* BEGIN ITEMS *
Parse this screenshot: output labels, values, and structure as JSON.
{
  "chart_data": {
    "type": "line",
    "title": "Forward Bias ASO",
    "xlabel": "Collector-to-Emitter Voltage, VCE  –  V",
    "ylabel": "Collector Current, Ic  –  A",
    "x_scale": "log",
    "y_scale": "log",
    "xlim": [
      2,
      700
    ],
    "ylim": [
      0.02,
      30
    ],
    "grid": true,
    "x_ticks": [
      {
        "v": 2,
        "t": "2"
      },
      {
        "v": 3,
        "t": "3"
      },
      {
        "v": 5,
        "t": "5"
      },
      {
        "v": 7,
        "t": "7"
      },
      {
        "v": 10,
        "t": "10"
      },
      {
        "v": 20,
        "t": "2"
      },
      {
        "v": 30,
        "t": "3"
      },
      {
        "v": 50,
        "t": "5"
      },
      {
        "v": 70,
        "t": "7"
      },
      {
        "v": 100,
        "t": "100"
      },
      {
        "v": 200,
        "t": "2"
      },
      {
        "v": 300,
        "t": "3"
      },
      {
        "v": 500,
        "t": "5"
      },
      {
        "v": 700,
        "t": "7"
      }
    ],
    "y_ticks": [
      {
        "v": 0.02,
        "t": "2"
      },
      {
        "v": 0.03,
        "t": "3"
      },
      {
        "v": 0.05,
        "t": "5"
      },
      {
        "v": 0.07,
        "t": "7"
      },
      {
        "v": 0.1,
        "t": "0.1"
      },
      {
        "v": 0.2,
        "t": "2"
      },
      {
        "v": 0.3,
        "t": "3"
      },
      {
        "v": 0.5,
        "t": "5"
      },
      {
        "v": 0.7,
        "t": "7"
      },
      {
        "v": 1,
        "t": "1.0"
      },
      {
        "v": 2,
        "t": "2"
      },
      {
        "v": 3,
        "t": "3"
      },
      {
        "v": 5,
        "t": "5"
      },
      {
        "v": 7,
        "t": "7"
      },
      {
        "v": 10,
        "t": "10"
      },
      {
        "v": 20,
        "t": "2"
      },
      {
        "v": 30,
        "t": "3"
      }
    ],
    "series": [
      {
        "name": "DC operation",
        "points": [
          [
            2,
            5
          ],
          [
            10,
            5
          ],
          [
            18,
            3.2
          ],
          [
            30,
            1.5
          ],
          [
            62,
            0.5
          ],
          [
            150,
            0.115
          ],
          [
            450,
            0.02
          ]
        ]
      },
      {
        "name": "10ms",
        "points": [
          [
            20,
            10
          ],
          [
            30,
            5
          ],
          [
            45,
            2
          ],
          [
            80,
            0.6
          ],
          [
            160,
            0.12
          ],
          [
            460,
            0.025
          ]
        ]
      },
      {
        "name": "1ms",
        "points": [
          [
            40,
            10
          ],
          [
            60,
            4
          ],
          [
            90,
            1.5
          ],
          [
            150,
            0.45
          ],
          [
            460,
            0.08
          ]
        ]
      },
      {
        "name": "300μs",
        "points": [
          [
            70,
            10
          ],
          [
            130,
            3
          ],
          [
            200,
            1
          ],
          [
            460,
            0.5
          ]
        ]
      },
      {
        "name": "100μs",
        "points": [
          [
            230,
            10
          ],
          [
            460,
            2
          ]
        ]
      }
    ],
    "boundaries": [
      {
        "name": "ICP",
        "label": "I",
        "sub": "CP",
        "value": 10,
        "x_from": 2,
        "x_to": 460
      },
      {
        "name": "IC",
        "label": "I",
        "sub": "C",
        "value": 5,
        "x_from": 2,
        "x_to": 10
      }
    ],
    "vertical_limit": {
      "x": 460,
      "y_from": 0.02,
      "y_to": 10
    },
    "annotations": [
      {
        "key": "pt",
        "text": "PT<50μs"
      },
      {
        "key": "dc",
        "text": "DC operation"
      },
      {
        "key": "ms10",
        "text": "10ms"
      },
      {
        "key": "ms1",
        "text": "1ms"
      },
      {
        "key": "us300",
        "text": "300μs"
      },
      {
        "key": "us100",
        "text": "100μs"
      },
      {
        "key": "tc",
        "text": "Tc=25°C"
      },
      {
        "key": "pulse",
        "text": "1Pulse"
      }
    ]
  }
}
* END ITEMS *
Copy out each record exactly as given, omitting none.

Parse this screenshot: output labels, values, and structure as JSON.
{
  "chart_data": {
    "type": "line",
    "title": "Forward Bias ASO",
    "xlabel": "Collector-to-Emitter Voltage, VCE  –  V",
    "ylabel": "Collector Current, Ic  –  A",
    "x_scale": "log",
    "y_scale": "log",
    "xlim": [
      2,
      700
    ],
    "ylim": [
      0.02,
      30
    ],
    "grid": true,
    "x_ticks": [
      {
        "v": 2,
        "t": "2"
      },
      {
        "v": 3,
        "t": "3"
      },
      {
        "v": 5,
        "t": "5"
      },
      {
        "v": 7,
        "t": "7"
      },
      {
        "v": 10,
        "t": "10"
      },
      {
        "v": 20,
        "t": "2"
      },
      {
        "v": 30,
        "t": "3"
      },
      {
        "v": 50,
        "t": "5"
      },
      {
        "v": 70,
        "t": "7"
      },
      {
        "v": 100,
        "t": "100"
      },
      {
        "v": 200,
        "t": "2"
      },
      {
        "v": 300,
        "t": "3"
      },
      {
        "v": 500,
        "t": "5"
      },
      {
        "v": 700,
        "t": "7"
      }
    ],
    "y_ticks": [
      {
        "v": 0.02,
        "t": "2"
      },
      {
        "v": 0.03,
        "t": "3"
      },
      {
        "v": 0.05,
        "t": "5"
      },
      {
        "v": 0.07,
        "t": "7"
      },
      {
        "v": 0.1,
        "t": "0.1"
      },
      {
        "v": 0.2,
        "t": "2"
      },
      {
        "v": 0.3,
        "t": "3"
      },
      {
        "v": 0.5,
        "t": "5"
      },
      {
        "v": 0.7,
        "t": "7"
      },
      {
        "v": 1,
        "t": "1.0"
      },
      {
        "v": 2,
        "t": "2"
      },
      {
        "v": 3,
        "t": "3"
      },
      {
        "v": 5,
        "t": "5"
      },
      {
        "v": 7,
        "t": "7"
      },
      {
        "v": 10,
        "t": "10"
      },
      {
        "v": 20,
        "t": "2"
      },
      {
        "v": 30,
        "t": "3"
      }
    ],
    "series": [
      {
        "name": "DC operation",
        "points": [
          [
            2,
            5
          ],
          [
            10,
            5
          ],
          [
            18,
            3.2
          ],
          [
            30,
            1.5
          ],
          [
            62,
            0.5
          ],
          [
            150,
            0.115
          ],
          [
            450,
            0.02
          ]
        ]
      },
      {
        "name": "10ms",
        "points": [
          [
            20,
            10
          ],
          [
            30,
            5
          ],
          [
            45,
            2
          ],
          [
            80,
            0.6
          ],
          [
            160,
            0.12
          ],
          [
            460,
            0.025
          ]
        ]
      },
      {
        "name": "1ms",
        "points": [
          [
            40,
            10
          ],
          [
            60,
            4
          ],
          [
            90,
            1.5
          ],
          [
            150,
            0.45
          ],
          [
            460,
            0.08
          ]
        ]
      },
      {
        "name": "300μs",
        "points": [
          [
            70,
            10
          ],
          [
            130,
            3
          ],
          [
            200,
            1
          ],
          [
            460,
            0.5
          ]
        ]
      },
      {
        "name": "100μs",
        "points": [
          [
            230,
            10
          ],
          [
            460,
            2
          ]
        ]
      }
    ],
    "boundaries": [
      {
        "name": "ICP",
        "label": "I",
        "sub": "CP",
        "value": 10,
        "x_from": 2,
        "x_to": 460
      },
      {
        "name": "IC",
        "label": "I",
        "sub": "C",
        "value": 5,
        "x_from": 2,
        "x_to": 10
      }
    ],
    "vertical_limit": {
      "x": 460,
      "y_from": 0.02,
      "y_to": 10
    },
    "annotations": [
      {
        "key": "pt",
        "text": "PT<50μs"
      },
      {
        "key": "dc",
        "text": "DC operation"
      },
      {
        "key": "ms10",
        "text": "10ms"
      },
      {
        "key": "ms1",
        "text": "1ms"
      },
      {
        "key": "us300",
        "text": "300μs"
      },
      {
        "key": "us100",
        "text": "100μs"
      },
      {
        "key": "tc",
        "text": "Tc=25°C"
      },
      {
        "key": "pulse",
        "text": "1Pulse"
      }
    ]
  }
}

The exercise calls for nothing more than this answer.